═══ Data to use

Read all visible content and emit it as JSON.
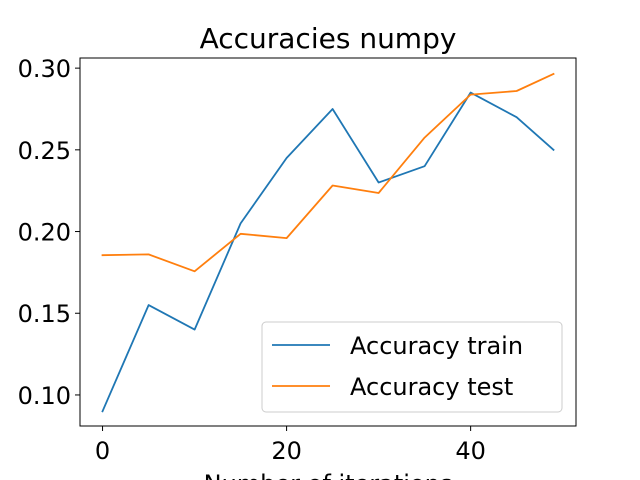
{
  "chart_data": {
    "type": "line",
    "title": "Accuracies numpy",
    "xlabel": "Number of iterations",
    "ylabel": "",
    "xlim": [
      -2.45,
      51.45
    ],
    "ylim": [
      0.081,
      0.3062
    ],
    "xticks": [
      0,
      20,
      40
    ],
    "xtick_labels": [
      "0",
      "20",
      "40"
    ],
    "yticks": [
      0.1,
      0.15,
      0.2,
      0.25,
      0.3
    ],
    "ytick_labels": [
      "0.10",
      "0.15",
      "0.20",
      "0.25",
      "0.30"
    ],
    "grid": false,
    "legend_position": "lower-right",
    "x": [
      0,
      5,
      10,
      15,
      20,
      25,
      30,
      35,
      40,
      45,
      49
    ],
    "series": [
      {
        "name": "Accuracy train",
        "color": "#1f77b4",
        "values": [
          0.09,
          0.155,
          0.14,
          0.205,
          0.245,
          0.275,
          0.23,
          0.24,
          0.285,
          0.27,
          0.25
        ]
      },
      {
        "name": "Accuracy test",
        "color": "#ff7f0e",
        "values": [
          0.1855,
          0.186,
          0.1757,
          0.1986,
          0.196,
          0.2282,
          0.2236,
          0.2575,
          0.2838,
          0.286,
          0.2965
        ]
      }
    ]
  }
}
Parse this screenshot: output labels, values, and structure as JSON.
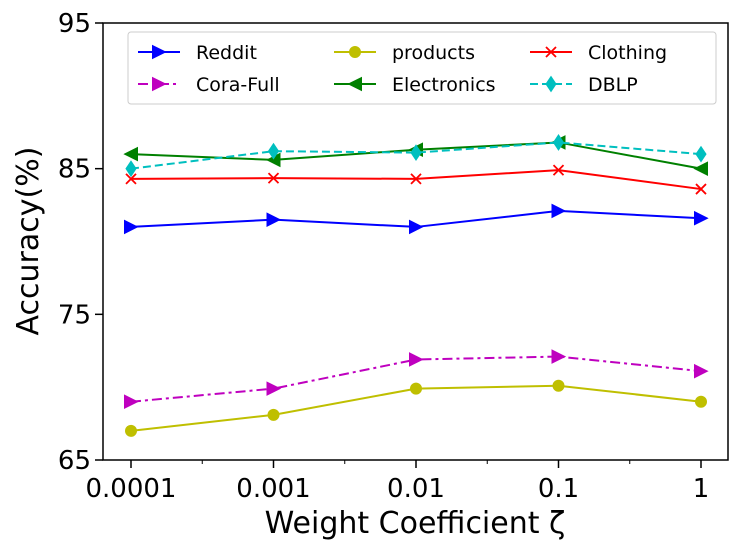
{
  "chart_data": {
    "type": "line",
    "xlabel": "Weight Coefficient ζ",
    "ylabel": "Accuracy(%)",
    "x": [
      "0.0001",
      "0.001",
      "0.01",
      "0.1",
      "1"
    ],
    "ylim": [
      65,
      95
    ],
    "yticks": [
      "65",
      "75",
      "85",
      "95"
    ],
    "grid": false,
    "legend_position": "top",
    "series": [
      {
        "name": "Reddit",
        "color": "#0000ff",
        "marker": "triangle-right",
        "dash": "solid",
        "values": [
          81.0,
          81.5,
          81.0,
          82.1,
          81.6
        ]
      },
      {
        "name": "products",
        "color": "#bfbf00",
        "marker": "circle",
        "dash": "solid",
        "values": [
          67.0,
          68.1,
          69.9,
          70.1,
          69.0
        ]
      },
      {
        "name": "Clothing",
        "color": "#ff0000",
        "marker": "x",
        "dash": "solid",
        "values": [
          84.3,
          84.35,
          84.3,
          84.9,
          83.6
        ]
      },
      {
        "name": "Cora-Full",
        "color": "#bf00bf",
        "marker": "triangle-right",
        "dash": "dashdot",
        "values": [
          69.0,
          69.9,
          71.9,
          72.1,
          71.1
        ]
      },
      {
        "name": "Electronics",
        "color": "#008000",
        "marker": "triangle-left",
        "dash": "solid",
        "values": [
          86.0,
          85.6,
          86.3,
          86.8,
          85.0
        ]
      },
      {
        "name": "DBLP",
        "color": "#00bfbf",
        "marker": "diamond",
        "dash": "dashed",
        "values": [
          85.0,
          86.2,
          86.1,
          86.8,
          86.0
        ]
      }
    ]
  }
}
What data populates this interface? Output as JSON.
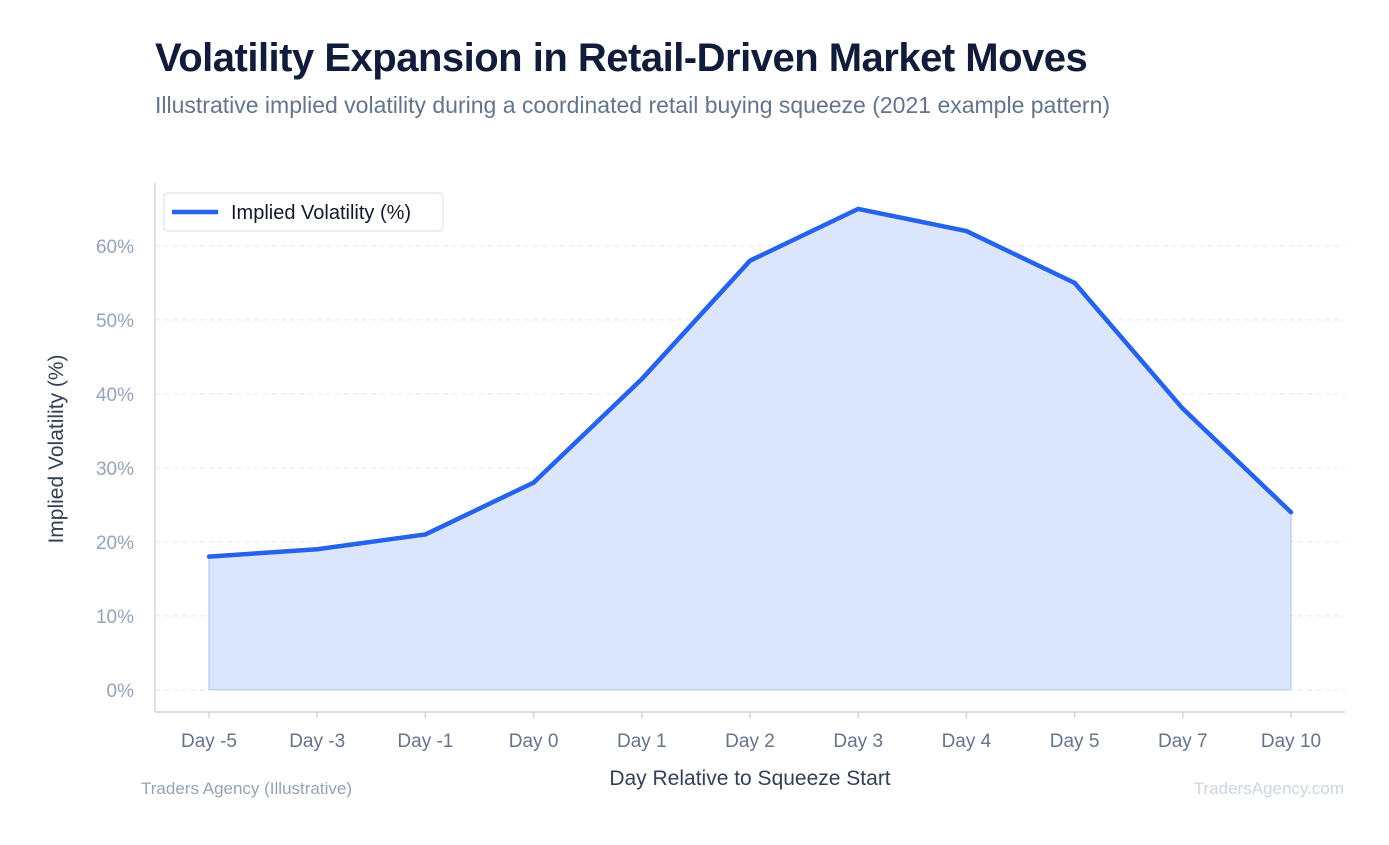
{
  "header": {
    "title": "Volatility Expansion in Retail-Driven Market Moves",
    "subtitle": "Illustrative implied volatility during a coordinated retail buying squeeze (2021 example pattern)"
  },
  "footer": {
    "source": "Traders Agency (Illustrative)",
    "watermark": "TradersAgency.com"
  },
  "chart_data": {
    "type": "area",
    "title": "Volatility Expansion in Retail-Driven Market Moves",
    "subtitle": "Illustrative implied volatility during a coordinated retail buying squeeze (2021 example pattern)",
    "xlabel": "Day Relative to Squeeze Start",
    "ylabel": "Implied Volatility (%)",
    "categories": [
      "Day -5",
      "Day -3",
      "Day -1",
      "Day 0",
      "Day 1",
      "Day 2",
      "Day 3",
      "Day 4",
      "Day 5",
      "Day 7",
      "Day 10"
    ],
    "series": [
      {
        "name": "Implied Volatility (%)",
        "values": [
          18,
          19,
          21,
          28,
          42,
          58,
          65,
          62,
          55,
          38,
          24
        ],
        "color": "#2563eb",
        "fill": "#dbe6fc"
      }
    ],
    "ylim": [
      -3,
      68.5
    ],
    "yticks": [
      0,
      10,
      20,
      30,
      40,
      50,
      60
    ],
    "ytick_labels": [
      "0%",
      "10%",
      "20%",
      "30%",
      "40%",
      "50%",
      "60%"
    ],
    "grid": true,
    "legend": "top-left",
    "colors": {
      "axis": "#cbd5e1",
      "grid": "#e5e7eb",
      "tick_label": "#94a3b8",
      "x_tick_label": "#64748b",
      "axis_title": "#334155"
    }
  }
}
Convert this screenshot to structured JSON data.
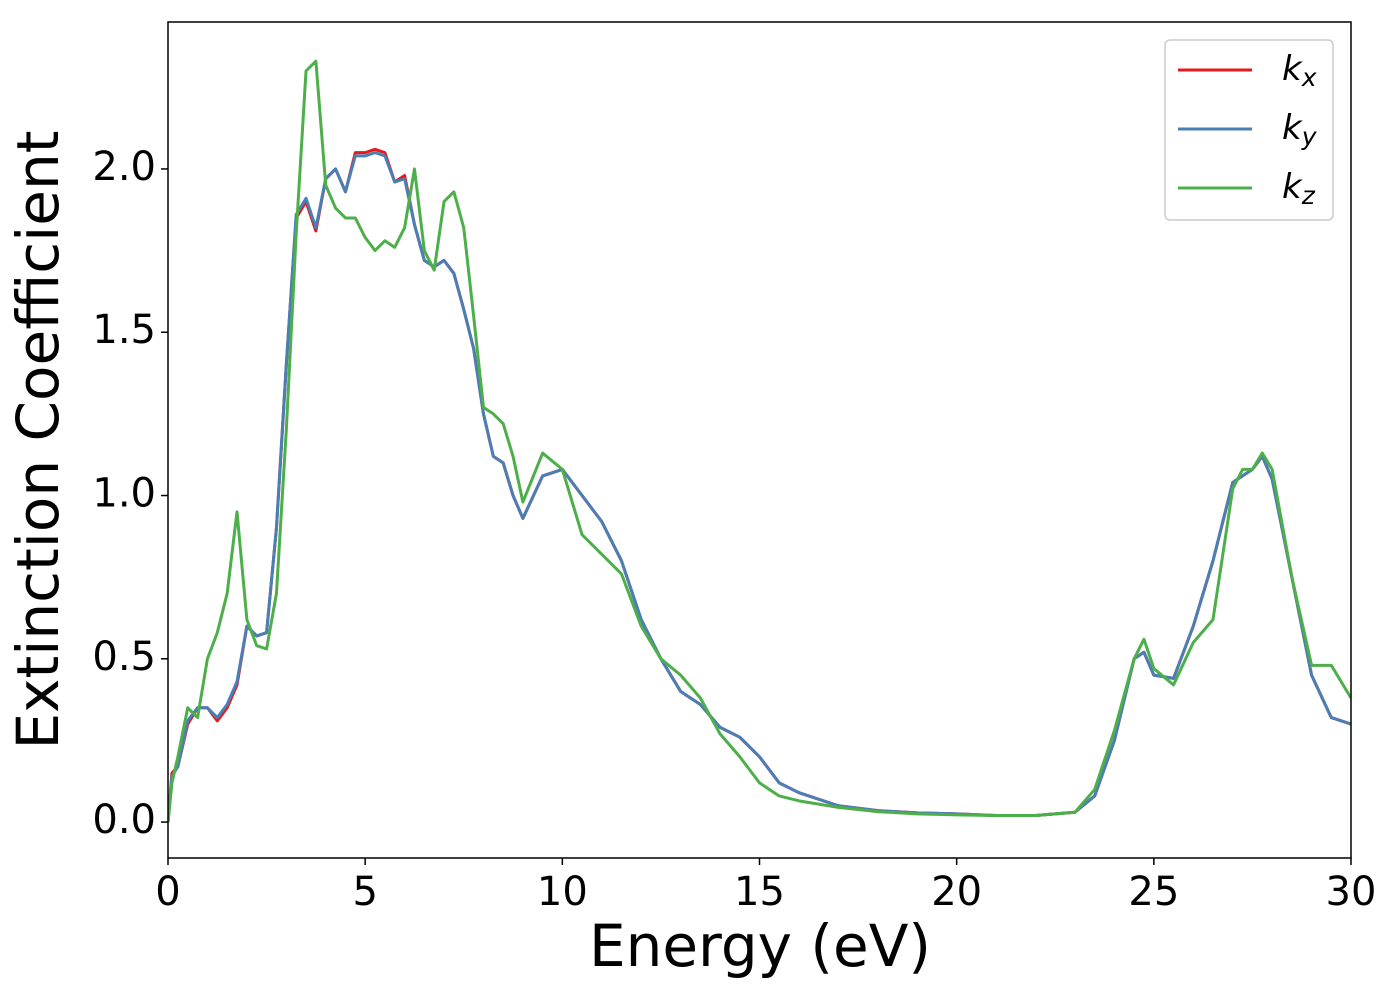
{
  "chart_data": {
    "type": "line",
    "xlabel": "Energy (eV)",
    "ylabel": "Extinction Coefficient",
    "x": [
      0,
      0.1,
      0.25,
      0.5,
      0.75,
      1,
      1.25,
      1.5,
      1.75,
      2,
      2.25,
      2.5,
      2.75,
      3,
      3.25,
      3.5,
      3.75,
      4,
      4.25,
      4.5,
      4.75,
      5,
      5.25,
      5.5,
      5.75,
      6,
      6.25,
      6.5,
      6.75,
      7,
      7.25,
      7.5,
      7.75,
      8,
      8.25,
      8.5,
      8.75,
      9,
      9.5,
      10,
      10.5,
      11,
      11.5,
      12,
      12.5,
      13,
      13.5,
      14,
      14.5,
      15,
      15.5,
      16,
      17,
      18,
      19,
      20,
      21,
      22,
      23,
      23.5,
      24,
      24.5,
      24.75,
      25,
      25.5,
      26,
      26.5,
      27,
      27.25,
      27.5,
      27.75,
      28,
      28.5,
      29,
      29.5,
      30
    ],
    "series": [
      {
        "name": "kx",
        "color": "#e41a1c",
        "values": [
          0,
          0.15,
          0.17,
          0.3,
          0.35,
          0.35,
          0.31,
          0.35,
          0.42,
          0.6,
          0.57,
          0.58,
          0.9,
          1.4,
          1.85,
          1.9,
          1.81,
          1.97,
          2.0,
          1.93,
          2.05,
          2.05,
          2.06,
          2.05,
          1.96,
          1.98,
          1.83,
          1.72,
          1.7,
          1.72,
          1.68,
          1.57,
          1.45,
          1.25,
          1.12,
          1.1,
          1.0,
          0.93,
          1.06,
          1.08,
          1.0,
          0.92,
          0.8,
          0.62,
          0.5,
          0.4,
          0.36,
          0.29,
          0.26,
          0.2,
          0.12,
          0.09,
          0.05,
          0.035,
          0.028,
          0.025,
          0.02,
          0.02,
          0.03,
          0.08,
          0.25,
          0.5,
          0.52,
          0.45,
          0.44,
          0.6,
          0.8,
          1.04,
          1.06,
          1.08,
          1.12,
          1.05,
          0.75,
          0.45,
          0.32,
          0.3
        ]
      },
      {
        "name": "ky",
        "color": "#4a7fb5",
        "values": [
          0,
          0.14,
          0.17,
          0.31,
          0.35,
          0.35,
          0.32,
          0.36,
          0.43,
          0.6,
          0.57,
          0.58,
          0.9,
          1.4,
          1.86,
          1.91,
          1.82,
          1.97,
          2.0,
          1.93,
          2.04,
          2.04,
          2.05,
          2.04,
          1.96,
          1.97,
          1.83,
          1.72,
          1.7,
          1.72,
          1.68,
          1.57,
          1.45,
          1.25,
          1.12,
          1.1,
          1.0,
          0.93,
          1.06,
          1.08,
          1.0,
          0.92,
          0.8,
          0.62,
          0.5,
          0.4,
          0.36,
          0.29,
          0.26,
          0.2,
          0.12,
          0.09,
          0.05,
          0.035,
          0.028,
          0.025,
          0.02,
          0.02,
          0.03,
          0.08,
          0.25,
          0.5,
          0.52,
          0.45,
          0.44,
          0.6,
          0.8,
          1.04,
          1.06,
          1.08,
          1.12,
          1.05,
          0.75,
          0.45,
          0.32,
          0.3
        ]
      },
      {
        "name": "kz",
        "color": "#4daf4a",
        "values": [
          0,
          0.12,
          0.2,
          0.35,
          0.32,
          0.5,
          0.58,
          0.7,
          0.95,
          0.62,
          0.54,
          0.53,
          0.7,
          1.2,
          1.8,
          2.3,
          2.33,
          1.95,
          1.88,
          1.85,
          1.85,
          1.79,
          1.75,
          1.78,
          1.76,
          1.82,
          2.0,
          1.75,
          1.69,
          1.9,
          1.93,
          1.82,
          1.55,
          1.27,
          1.25,
          1.22,
          1.12,
          0.98,
          1.13,
          1.08,
          0.88,
          0.82,
          0.76,
          0.6,
          0.5,
          0.45,
          0.38,
          0.27,
          0.2,
          0.12,
          0.08,
          0.065,
          0.045,
          0.032,
          0.025,
          0.022,
          0.02,
          0.02,
          0.03,
          0.1,
          0.28,
          0.5,
          0.56,
          0.47,
          0.42,
          0.55,
          0.62,
          1.02,
          1.08,
          1.08,
          1.13,
          1.08,
          0.75,
          0.48,
          0.48,
          0.38
        ]
      }
    ],
    "xlim": [
      0,
      30
    ],
    "xticks": [
      0,
      5,
      10,
      15,
      20,
      25,
      30
    ],
    "ylim": [
      -0.11,
      2.45
    ],
    "yticks": [
      {
        "value": 0,
        "label": "0.0"
      },
      0.5,
      {
        "value": 1,
        "label": "1.0"
      },
      1.5,
      {
        "value": 2,
        "label": "2.0"
      }
    ],
    "legend": "upper right",
    "grid": false
  }
}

══════

§ What the task asks
Filter the records, keeping only lines that contain "left", and show those lines.

§ Solution to this problem
        "marker": "triangle-left",
    "legend": "top-left",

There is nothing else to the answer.